● DIRECTIONS
The response must be made up of the lines in the entries below that contain "never".

━━━━━━

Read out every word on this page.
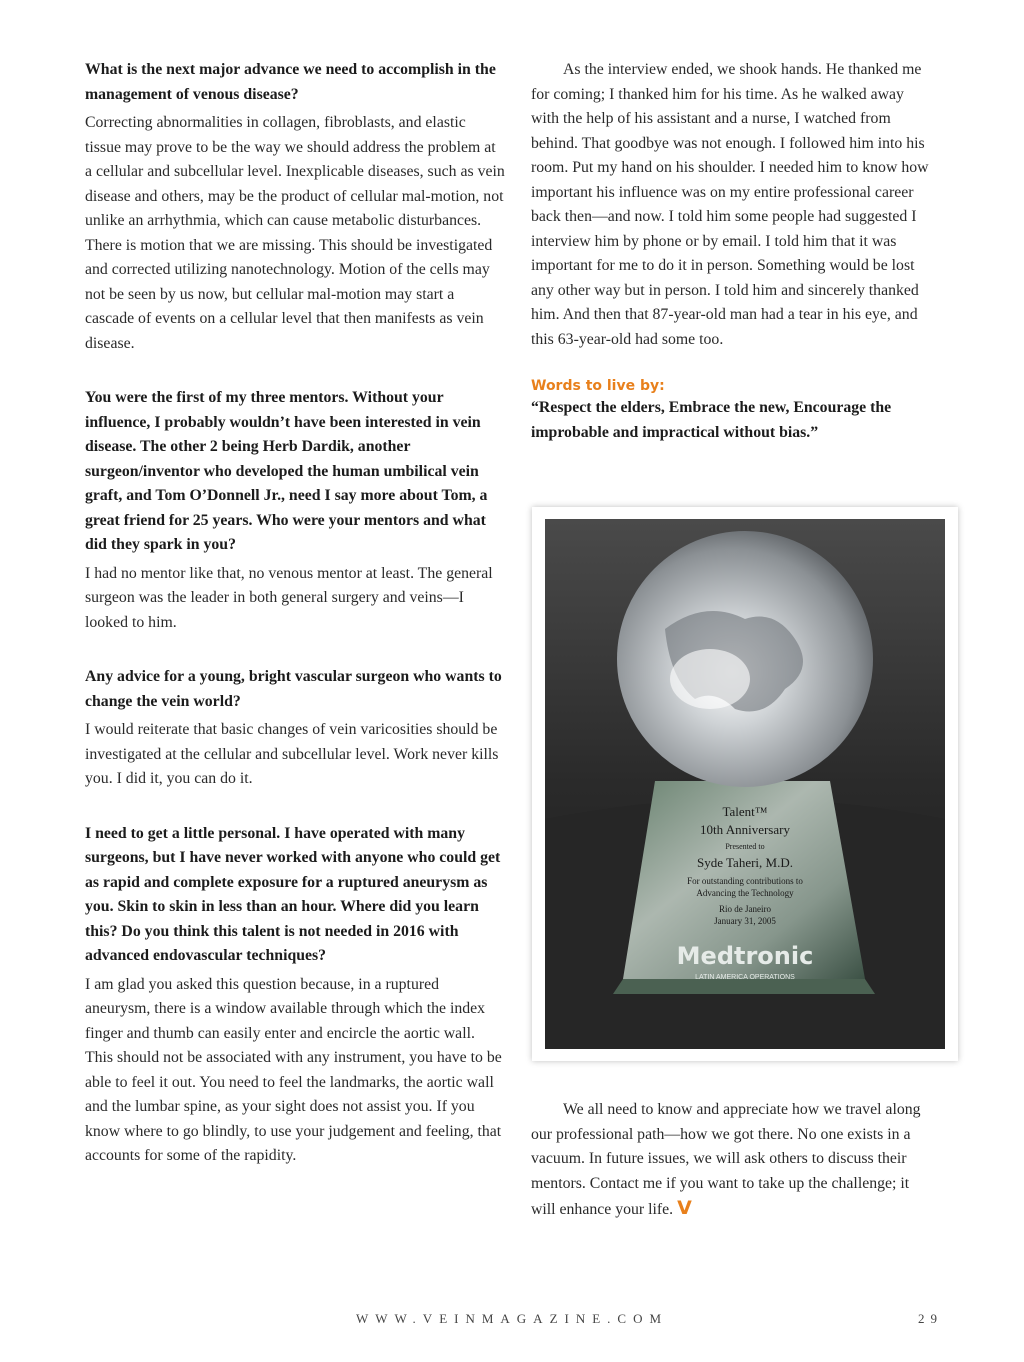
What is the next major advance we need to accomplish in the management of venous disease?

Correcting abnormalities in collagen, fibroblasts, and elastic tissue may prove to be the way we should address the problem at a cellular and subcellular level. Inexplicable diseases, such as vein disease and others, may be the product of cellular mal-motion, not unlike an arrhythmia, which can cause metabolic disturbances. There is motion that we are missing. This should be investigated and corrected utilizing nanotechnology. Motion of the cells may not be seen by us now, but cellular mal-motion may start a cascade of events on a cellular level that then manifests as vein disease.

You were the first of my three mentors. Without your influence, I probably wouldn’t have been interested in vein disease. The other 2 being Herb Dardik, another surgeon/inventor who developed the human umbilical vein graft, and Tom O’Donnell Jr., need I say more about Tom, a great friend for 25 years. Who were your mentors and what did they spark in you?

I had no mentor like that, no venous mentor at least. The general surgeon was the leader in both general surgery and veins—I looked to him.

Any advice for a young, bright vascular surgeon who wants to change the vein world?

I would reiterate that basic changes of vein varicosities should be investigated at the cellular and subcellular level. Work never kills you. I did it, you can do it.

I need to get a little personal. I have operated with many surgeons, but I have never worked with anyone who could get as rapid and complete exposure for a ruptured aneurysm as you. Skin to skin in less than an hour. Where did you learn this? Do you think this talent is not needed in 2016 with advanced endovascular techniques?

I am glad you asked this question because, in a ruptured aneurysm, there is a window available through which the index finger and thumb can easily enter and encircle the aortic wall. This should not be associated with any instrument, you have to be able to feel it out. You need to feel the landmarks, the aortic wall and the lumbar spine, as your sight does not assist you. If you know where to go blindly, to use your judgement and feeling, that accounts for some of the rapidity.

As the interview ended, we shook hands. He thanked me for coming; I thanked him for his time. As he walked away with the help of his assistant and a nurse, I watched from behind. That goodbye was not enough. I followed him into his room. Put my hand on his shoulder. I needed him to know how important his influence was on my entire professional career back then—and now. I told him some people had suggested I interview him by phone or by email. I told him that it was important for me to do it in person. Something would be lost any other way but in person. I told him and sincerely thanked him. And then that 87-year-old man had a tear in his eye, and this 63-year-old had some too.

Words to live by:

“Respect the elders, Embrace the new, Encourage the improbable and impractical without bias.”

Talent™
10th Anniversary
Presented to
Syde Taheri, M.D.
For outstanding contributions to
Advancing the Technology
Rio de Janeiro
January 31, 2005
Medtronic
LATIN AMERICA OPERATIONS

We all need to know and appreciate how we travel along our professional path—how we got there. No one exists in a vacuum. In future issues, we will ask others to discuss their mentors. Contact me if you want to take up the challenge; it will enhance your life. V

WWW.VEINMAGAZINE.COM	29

━━━━━━

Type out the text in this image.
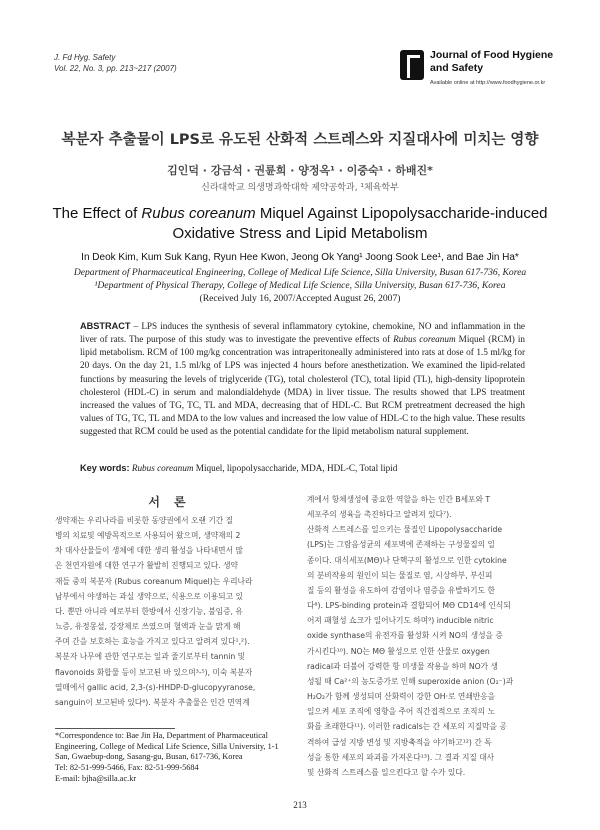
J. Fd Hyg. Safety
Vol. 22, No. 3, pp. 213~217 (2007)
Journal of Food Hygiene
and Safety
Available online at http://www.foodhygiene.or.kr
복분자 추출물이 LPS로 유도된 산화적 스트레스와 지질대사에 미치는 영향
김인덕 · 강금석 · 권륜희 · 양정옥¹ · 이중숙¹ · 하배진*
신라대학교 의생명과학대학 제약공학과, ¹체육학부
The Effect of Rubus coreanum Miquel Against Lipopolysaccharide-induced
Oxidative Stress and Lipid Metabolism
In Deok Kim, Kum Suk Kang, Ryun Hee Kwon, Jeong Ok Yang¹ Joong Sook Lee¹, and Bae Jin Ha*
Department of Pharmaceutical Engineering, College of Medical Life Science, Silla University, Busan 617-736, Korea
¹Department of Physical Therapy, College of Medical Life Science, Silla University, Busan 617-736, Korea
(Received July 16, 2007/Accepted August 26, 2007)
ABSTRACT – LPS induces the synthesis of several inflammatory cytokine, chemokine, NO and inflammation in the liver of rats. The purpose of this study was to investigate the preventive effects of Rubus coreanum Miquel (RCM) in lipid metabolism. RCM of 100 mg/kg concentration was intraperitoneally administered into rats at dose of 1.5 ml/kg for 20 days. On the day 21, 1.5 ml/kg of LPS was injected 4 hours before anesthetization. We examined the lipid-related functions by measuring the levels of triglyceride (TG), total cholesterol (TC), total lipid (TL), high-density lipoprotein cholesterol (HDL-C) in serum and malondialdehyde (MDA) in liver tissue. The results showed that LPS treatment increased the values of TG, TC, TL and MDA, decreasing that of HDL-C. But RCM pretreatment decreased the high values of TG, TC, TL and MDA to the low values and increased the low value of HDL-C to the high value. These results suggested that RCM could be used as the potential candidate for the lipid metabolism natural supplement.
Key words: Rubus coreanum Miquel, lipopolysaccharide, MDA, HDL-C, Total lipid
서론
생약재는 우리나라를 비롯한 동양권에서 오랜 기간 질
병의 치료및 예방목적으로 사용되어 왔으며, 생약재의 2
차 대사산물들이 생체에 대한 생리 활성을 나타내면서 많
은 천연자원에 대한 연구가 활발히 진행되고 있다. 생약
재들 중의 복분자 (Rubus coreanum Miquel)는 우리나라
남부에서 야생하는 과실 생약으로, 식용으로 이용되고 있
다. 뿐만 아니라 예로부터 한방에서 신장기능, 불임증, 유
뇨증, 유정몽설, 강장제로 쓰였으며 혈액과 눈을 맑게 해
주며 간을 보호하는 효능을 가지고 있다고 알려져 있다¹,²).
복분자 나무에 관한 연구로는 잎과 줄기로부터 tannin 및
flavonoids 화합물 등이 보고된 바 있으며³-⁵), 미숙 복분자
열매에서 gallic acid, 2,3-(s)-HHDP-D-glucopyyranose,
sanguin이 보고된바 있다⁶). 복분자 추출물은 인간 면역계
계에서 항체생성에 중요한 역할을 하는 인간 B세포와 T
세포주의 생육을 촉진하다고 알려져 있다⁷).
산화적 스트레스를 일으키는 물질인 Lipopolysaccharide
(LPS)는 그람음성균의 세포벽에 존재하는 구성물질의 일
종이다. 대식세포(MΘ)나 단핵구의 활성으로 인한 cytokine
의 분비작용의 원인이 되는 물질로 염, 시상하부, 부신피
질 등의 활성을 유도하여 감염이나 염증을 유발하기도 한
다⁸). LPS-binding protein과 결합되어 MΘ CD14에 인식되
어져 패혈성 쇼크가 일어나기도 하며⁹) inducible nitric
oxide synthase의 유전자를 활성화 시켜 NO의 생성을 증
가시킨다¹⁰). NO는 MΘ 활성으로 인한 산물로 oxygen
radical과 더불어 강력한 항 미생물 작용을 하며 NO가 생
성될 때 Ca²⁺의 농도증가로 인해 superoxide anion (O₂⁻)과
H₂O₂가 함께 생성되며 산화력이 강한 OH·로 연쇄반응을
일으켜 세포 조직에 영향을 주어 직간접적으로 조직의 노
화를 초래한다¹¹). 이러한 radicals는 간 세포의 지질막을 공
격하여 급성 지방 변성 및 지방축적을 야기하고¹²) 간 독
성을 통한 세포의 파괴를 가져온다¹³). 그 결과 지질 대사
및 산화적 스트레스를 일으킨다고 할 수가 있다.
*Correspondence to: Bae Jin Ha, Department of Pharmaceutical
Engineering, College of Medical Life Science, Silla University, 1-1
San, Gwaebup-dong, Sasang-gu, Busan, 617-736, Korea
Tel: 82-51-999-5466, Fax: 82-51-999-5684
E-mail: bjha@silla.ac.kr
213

━━━━━━

● WRITTEN REPLY
I would reiterate that basic changes of vein varicosities should be investigated at the cellular and subcellular level. Work never kills you. I did it, you can do it.
I need to get a little personal. I have operated with many surgeons, but I have never worked with anyone who could get as rapid and complete exposure for a ruptured aneurysm as you. Skin to skin in less than an hour. Where did you learn this? Do you think this talent is not needed in 2016 with advanced endovascular techniques?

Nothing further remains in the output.